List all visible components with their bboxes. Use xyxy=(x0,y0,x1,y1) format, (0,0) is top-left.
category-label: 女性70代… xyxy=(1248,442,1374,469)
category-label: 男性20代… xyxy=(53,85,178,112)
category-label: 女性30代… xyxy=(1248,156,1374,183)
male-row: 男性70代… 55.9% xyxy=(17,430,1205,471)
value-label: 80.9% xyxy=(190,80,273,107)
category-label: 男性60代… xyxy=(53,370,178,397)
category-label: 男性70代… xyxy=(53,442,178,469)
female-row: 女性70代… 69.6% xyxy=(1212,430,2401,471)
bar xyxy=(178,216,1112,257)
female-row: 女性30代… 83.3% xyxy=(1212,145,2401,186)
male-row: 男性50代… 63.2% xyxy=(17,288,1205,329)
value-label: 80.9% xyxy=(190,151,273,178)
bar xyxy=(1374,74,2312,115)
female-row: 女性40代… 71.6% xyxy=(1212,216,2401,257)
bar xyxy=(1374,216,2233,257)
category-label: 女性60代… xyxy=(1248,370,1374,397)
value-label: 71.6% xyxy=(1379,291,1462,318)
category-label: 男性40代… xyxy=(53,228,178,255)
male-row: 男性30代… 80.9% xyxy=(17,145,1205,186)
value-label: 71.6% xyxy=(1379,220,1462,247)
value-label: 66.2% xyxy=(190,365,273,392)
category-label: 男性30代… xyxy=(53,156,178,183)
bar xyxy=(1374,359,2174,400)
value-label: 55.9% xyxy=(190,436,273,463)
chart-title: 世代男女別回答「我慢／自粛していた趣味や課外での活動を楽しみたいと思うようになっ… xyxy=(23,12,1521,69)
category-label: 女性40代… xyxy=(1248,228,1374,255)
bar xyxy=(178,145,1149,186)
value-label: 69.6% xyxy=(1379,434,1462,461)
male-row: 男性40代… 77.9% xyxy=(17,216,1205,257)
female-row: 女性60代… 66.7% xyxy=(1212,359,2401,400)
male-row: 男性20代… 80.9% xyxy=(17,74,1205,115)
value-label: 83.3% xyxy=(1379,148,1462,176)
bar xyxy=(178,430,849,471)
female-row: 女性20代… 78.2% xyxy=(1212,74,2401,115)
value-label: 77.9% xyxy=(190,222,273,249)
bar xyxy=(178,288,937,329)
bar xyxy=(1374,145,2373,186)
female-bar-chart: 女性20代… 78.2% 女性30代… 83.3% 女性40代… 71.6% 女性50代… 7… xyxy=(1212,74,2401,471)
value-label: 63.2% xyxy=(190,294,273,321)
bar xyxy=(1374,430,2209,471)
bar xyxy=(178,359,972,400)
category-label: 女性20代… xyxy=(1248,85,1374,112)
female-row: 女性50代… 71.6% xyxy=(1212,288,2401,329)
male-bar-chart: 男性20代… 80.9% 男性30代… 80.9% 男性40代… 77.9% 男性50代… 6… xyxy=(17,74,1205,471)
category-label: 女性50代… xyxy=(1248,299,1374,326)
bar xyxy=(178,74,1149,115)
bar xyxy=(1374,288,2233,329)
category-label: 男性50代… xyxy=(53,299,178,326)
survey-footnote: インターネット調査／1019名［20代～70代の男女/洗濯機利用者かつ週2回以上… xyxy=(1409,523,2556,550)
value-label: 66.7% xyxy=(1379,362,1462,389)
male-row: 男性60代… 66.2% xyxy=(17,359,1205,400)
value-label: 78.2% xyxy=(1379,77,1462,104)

→ Written request
Locate each line of the listing above that contains the string "female", and copy every such line.

→ Solution to this task
female-row: 女性70代… 69.6% xyxy=(1212,430,2401,471)
female-row: 女性30代… 83.3% xyxy=(1212,145,2401,186)
female-row: 女性40代… 71.6% xyxy=(1212,216,2401,257)
female-row: 女性60代… 66.7% xyxy=(1212,359,2401,400)
female-row: 女性20代… 78.2% xyxy=(1212,74,2401,115)
female-bar-chart: 女性20代… 78.2% 女性30代… 83.3% 女性40代… 71.6% 女性50代… 7… xyxy=(1212,74,2401,471)
female-row: 女性50代… 71.6% xyxy=(1212,288,2401,329)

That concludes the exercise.